- Task requirements:
Pull out every line with the word "specialists".

- Extracts from a graphics dataset:
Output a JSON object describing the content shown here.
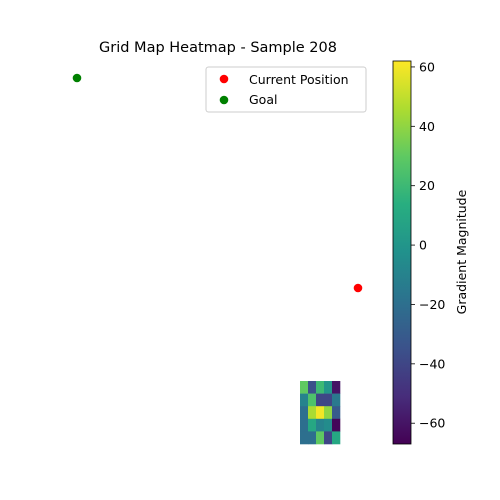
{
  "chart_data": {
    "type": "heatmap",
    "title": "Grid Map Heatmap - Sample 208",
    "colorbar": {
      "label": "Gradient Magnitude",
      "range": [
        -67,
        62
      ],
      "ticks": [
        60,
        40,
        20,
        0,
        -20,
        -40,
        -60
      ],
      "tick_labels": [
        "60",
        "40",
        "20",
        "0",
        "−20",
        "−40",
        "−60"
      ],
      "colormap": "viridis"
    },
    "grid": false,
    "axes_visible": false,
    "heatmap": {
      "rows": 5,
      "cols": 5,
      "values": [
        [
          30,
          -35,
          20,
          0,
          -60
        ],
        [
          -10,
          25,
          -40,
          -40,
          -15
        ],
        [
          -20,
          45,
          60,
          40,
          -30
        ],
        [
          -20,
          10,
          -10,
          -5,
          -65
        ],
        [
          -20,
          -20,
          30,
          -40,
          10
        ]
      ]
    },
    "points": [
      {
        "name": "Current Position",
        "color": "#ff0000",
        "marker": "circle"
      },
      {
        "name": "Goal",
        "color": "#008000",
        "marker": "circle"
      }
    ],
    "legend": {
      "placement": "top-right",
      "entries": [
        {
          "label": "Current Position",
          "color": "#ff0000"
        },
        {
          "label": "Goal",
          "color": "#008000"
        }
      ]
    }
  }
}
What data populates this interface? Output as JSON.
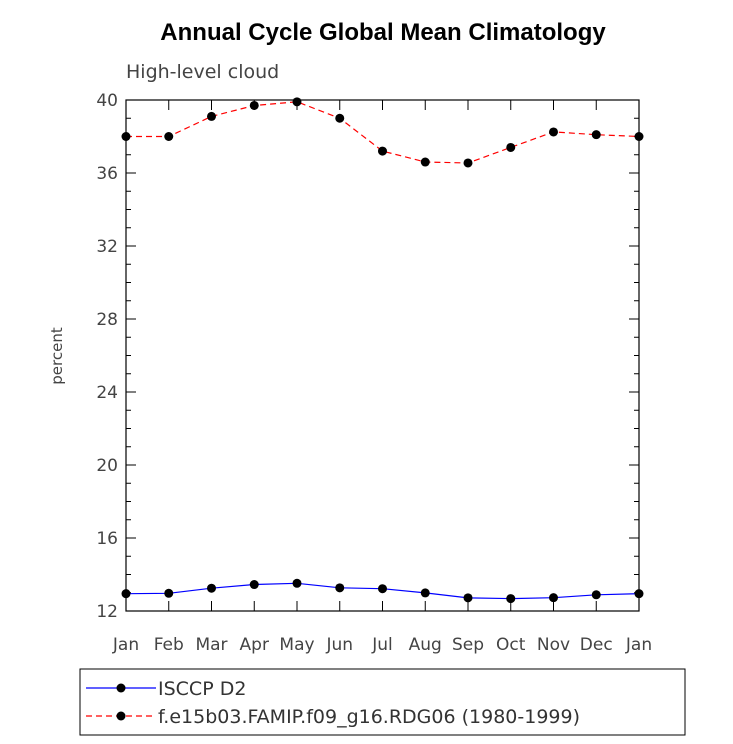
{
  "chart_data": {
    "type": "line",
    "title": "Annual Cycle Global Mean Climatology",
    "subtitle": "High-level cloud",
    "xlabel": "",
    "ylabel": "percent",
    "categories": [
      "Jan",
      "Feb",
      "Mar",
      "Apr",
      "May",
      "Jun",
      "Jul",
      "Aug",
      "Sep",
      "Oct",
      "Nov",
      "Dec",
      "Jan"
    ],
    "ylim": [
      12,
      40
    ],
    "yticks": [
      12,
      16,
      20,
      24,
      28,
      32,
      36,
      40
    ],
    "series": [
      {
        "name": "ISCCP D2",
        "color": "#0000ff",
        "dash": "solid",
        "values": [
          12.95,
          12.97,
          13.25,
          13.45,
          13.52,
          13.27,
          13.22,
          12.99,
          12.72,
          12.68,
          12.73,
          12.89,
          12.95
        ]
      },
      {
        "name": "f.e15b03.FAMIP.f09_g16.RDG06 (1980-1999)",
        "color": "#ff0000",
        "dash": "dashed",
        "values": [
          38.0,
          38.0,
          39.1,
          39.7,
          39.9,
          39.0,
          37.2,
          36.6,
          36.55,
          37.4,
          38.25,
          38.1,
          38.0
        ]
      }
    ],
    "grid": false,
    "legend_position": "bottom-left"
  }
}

...

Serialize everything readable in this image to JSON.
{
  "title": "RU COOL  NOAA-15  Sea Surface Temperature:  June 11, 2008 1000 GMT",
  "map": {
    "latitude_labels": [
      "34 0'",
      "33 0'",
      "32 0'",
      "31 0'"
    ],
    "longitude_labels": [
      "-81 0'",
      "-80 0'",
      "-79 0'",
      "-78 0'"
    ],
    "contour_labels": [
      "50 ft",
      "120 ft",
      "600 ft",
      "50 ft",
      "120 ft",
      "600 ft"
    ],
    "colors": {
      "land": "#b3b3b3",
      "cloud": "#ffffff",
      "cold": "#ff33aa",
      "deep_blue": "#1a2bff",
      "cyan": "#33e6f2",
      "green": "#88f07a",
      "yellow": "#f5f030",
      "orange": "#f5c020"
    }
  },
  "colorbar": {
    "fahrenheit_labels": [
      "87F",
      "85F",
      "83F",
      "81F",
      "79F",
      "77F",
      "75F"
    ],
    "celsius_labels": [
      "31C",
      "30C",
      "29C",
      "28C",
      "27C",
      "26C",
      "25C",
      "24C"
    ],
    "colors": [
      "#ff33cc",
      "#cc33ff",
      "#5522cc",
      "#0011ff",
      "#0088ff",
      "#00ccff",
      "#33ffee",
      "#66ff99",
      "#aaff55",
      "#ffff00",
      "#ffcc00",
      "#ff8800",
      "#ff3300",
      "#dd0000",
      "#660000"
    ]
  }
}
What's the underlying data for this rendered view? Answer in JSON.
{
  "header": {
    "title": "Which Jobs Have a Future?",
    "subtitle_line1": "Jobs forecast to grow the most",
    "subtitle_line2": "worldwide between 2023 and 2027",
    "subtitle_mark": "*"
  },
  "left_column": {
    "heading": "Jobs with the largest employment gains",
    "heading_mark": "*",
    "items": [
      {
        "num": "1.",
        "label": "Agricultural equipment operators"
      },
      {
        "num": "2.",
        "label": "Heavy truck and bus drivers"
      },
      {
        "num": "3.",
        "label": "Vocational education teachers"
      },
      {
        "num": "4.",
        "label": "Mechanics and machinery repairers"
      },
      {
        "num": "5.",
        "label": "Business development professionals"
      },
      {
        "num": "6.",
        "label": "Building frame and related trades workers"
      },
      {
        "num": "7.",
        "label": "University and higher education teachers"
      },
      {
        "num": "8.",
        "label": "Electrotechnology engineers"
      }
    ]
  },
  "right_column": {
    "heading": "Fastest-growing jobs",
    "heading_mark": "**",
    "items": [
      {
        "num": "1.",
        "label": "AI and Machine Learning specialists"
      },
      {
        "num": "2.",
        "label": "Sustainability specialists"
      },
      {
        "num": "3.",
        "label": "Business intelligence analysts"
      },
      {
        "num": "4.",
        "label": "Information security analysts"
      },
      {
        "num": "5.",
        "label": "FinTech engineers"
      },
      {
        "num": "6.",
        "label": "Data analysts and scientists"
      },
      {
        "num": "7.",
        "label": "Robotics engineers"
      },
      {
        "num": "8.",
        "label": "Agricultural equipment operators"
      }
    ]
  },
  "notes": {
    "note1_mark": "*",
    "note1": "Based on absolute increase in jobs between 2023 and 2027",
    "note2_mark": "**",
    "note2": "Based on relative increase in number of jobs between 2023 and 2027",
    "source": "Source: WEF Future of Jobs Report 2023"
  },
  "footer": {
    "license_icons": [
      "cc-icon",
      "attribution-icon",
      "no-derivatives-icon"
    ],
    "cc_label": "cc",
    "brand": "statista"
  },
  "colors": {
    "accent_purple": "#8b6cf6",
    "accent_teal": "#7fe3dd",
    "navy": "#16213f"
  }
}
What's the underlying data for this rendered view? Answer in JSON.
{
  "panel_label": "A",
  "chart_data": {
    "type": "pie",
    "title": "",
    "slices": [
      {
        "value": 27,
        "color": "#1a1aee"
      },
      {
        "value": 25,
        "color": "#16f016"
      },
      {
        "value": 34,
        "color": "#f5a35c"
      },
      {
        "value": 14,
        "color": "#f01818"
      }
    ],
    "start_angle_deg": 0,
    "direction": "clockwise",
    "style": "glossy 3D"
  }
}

- Final result:
        "label": "AI and Machine Learning specialists"
        "label": "Sustainability specialists"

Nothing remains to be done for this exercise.